■ **RECORDS SHOWN**

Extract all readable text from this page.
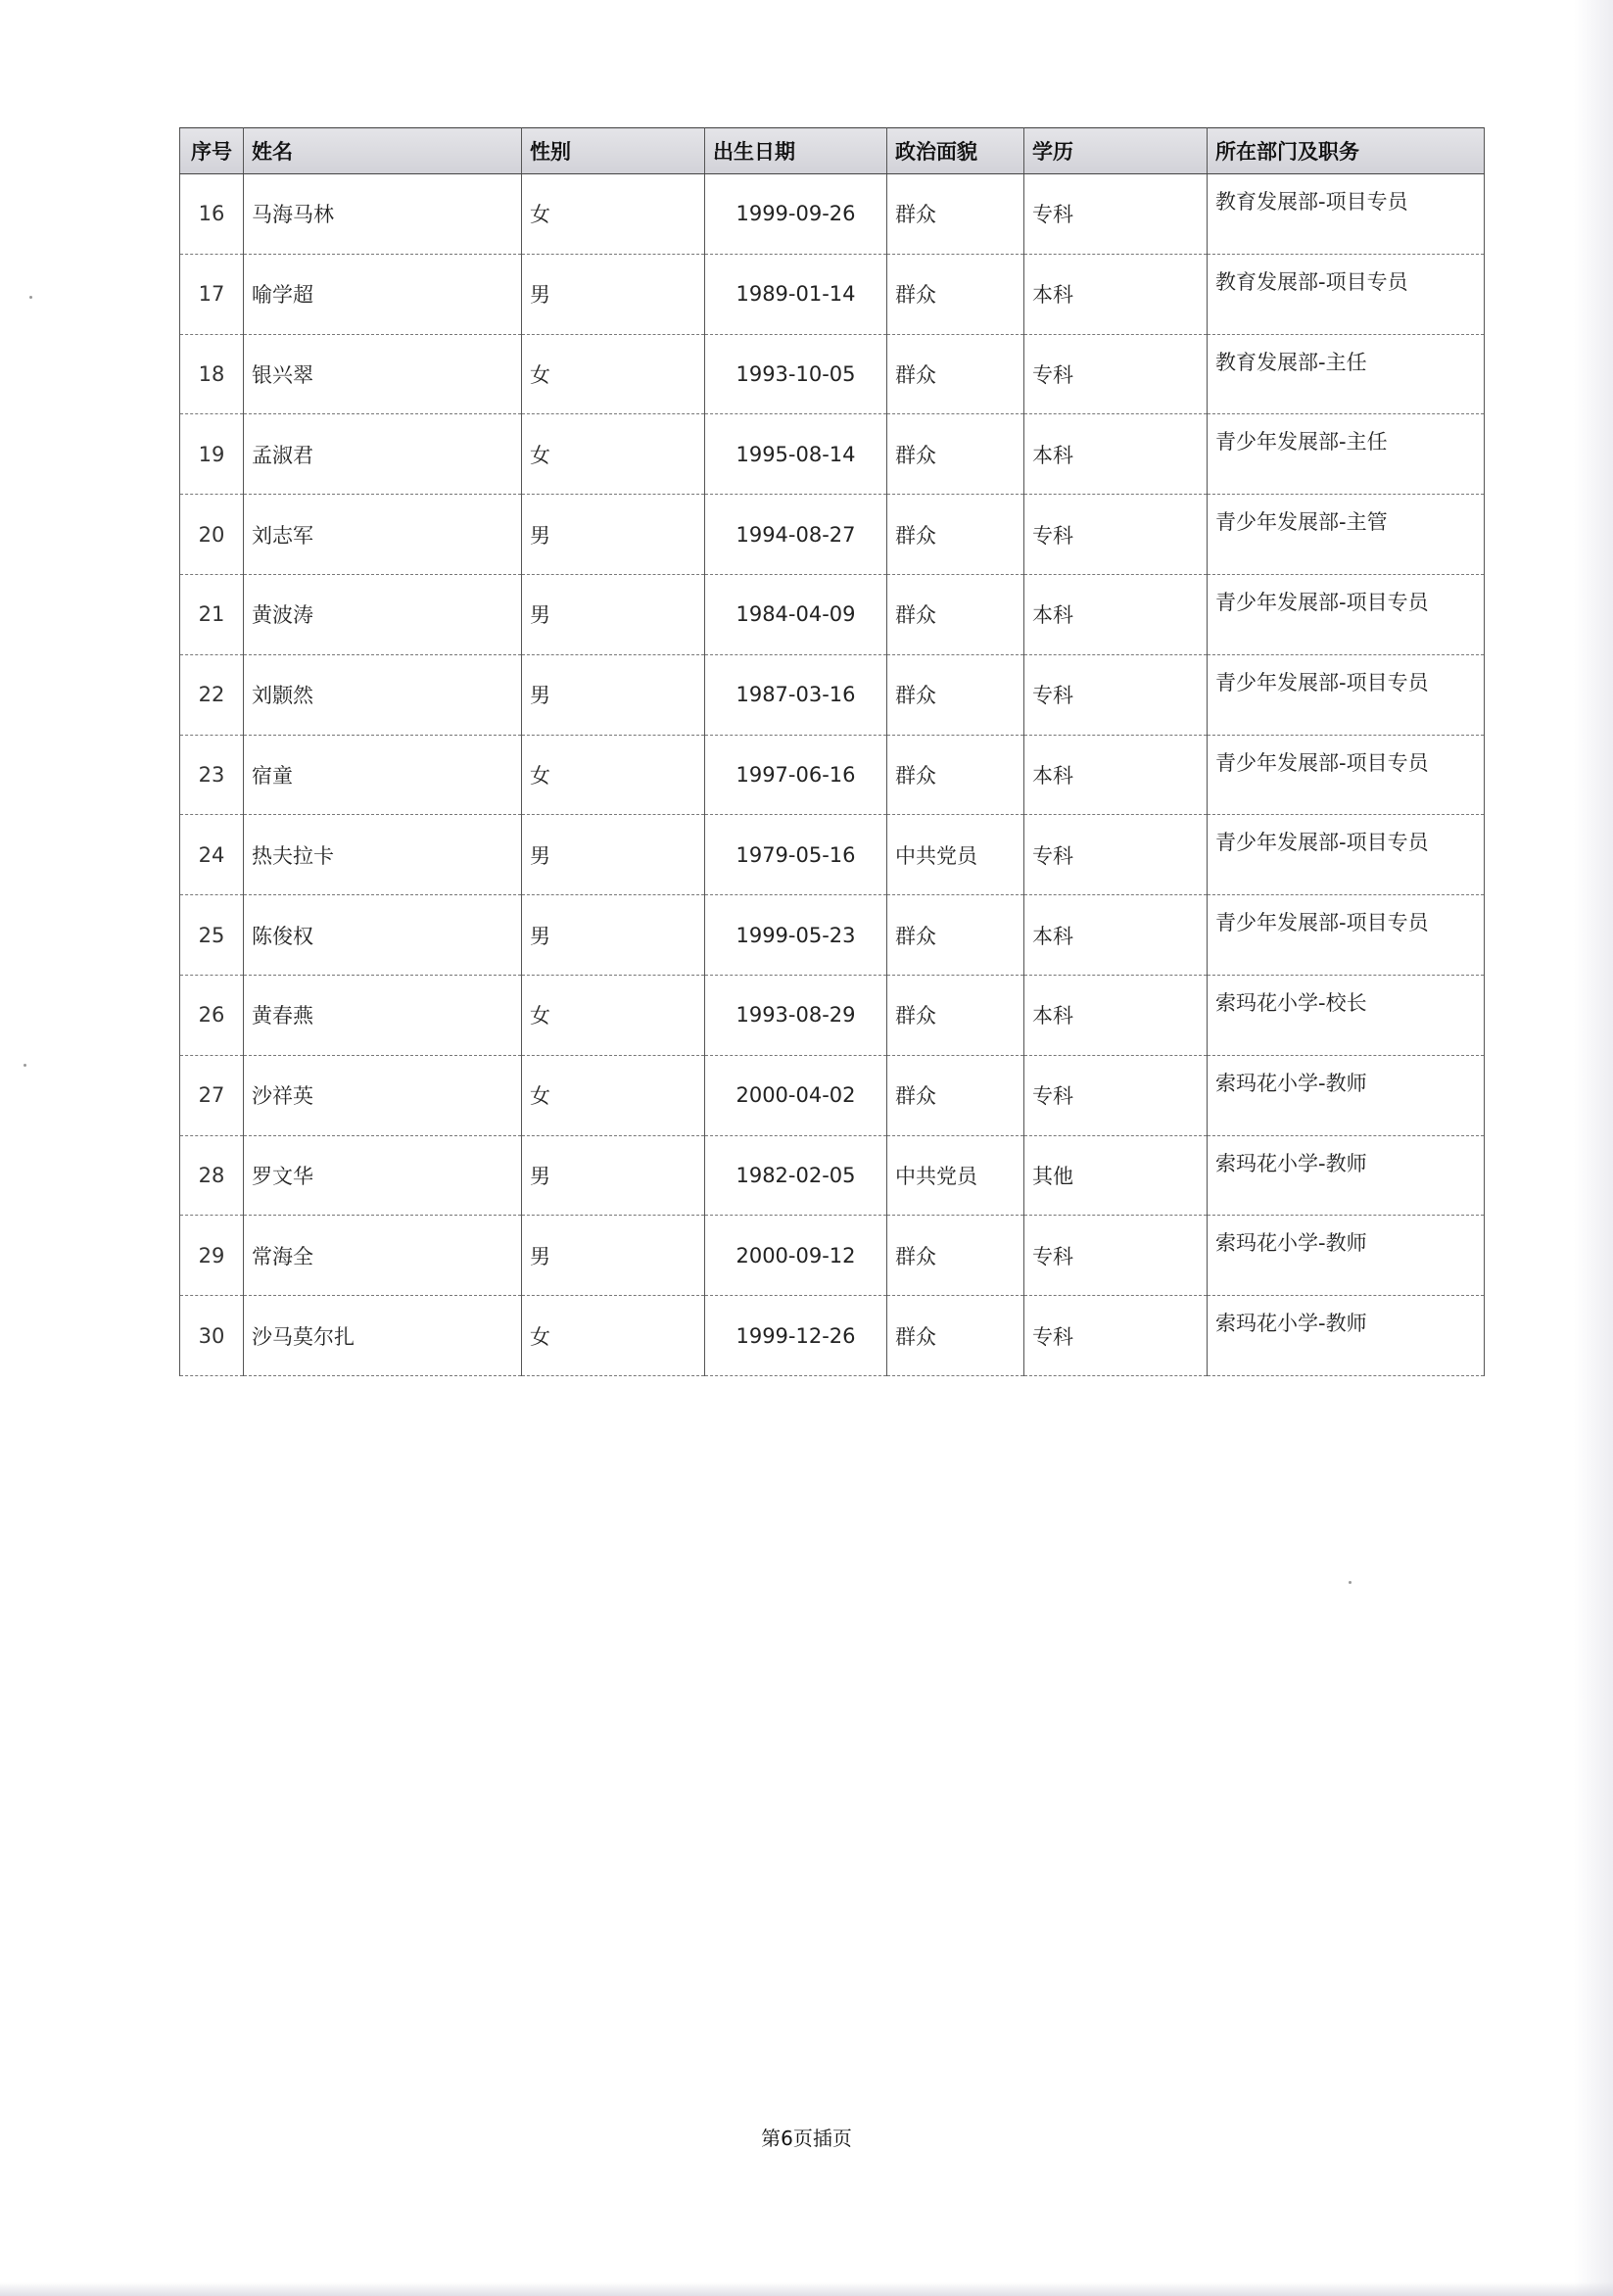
序号	姓名	性别	出生日期	政治面貌	学历	所在部门及职务
16	马海马林	女	1999-09-26	群众	专科	教育发展部-项目专员
17	喻学超	男	1989-01-14	群众	本科	教育发展部-项目专员
18	银兴翠	女	1993-10-05	群众	专科	教育发展部-主任
19	孟淑君	女	1995-08-14	群众	本科	青少年发展部-主任
20	刘志军	男	1994-08-27	群众	专科	青少年发展部-主管
21	黄波涛	男	1984-04-09	群众	本科	青少年发展部-项目专员
22	刘颢然	男	1987-03-16	群众	专科	青少年发展部-项目专员
23	宿童	女	1997-06-16	群众	本科	青少年发展部-项目专员
24	热夫拉卡	男	1979-05-16	中共党员	专科	青少年发展部-项目专员
25	陈俊权	男	1999-05-23	群众	本科	青少年发展部-项目专员
26	黄春燕	女	1993-08-29	群众	本科	索玛花小学-校长
27	沙祥英	女	2000-04-02	群众	专科	索玛花小学-教师
28	罗文华	男	1982-02-05	中共党员	其他	索玛花小学-教师
29	常海全	男	2000-09-12	群众	专科	索玛花小学-教师
30	沙马莫尔扎	女	1999-12-26	群众	专科	索玛花小学-教师
第6页插页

■ **AIM OF THE TASK**
Exactly reproduce the entries above, minus the pictures.

■ **THE SOLUTION**
Extract all readable text from this page.
序号	姓名	性别	出生日期	政治面貌	学历	所在部门及职务
16	马海马林	女	1999-09-26	群众	专科	教育发展部-项目专员
17	喻学超	男	1989-01-14	群众	本科	教育发展部-项目专员
18	银兴翠	女	1993-10-05	群众	专科	教育发展部-主任
19	孟淑君	女	1995-08-14	群众	本科	青少年发展部-主任
20	刘志军	男	1994-08-27	群众	专科	青少年发展部-主管
21	黄波涛	男	1984-04-09	群众	本科	青少年发展部-项目专员
22	刘颢然	男	1987-03-16	群众	专科	青少年发展部-项目专员
23	宿童	女	1997-06-16	群众	本科	青少年发展部-项目专员
24	热夫拉卡	男	1979-05-16	中共党员	专科	青少年发展部-项目专员
25	陈俊权	男	1999-05-23	群众	本科	青少年发展部-项目专员
26	黄春燕	女	1993-08-29	群众	本科	索玛花小学-校长
27	沙祥英	女	2000-04-02	群众	专科	索玛花小学-教师
28	罗文华	男	1982-02-05	中共党员	其他	索玛花小学-教师
29	常海全	男	2000-09-12	群众	专科	索玛花小学-教师
30	沙马莫尔扎	女	1999-12-26	群众	专科	索玛花小学-教师
第6页插页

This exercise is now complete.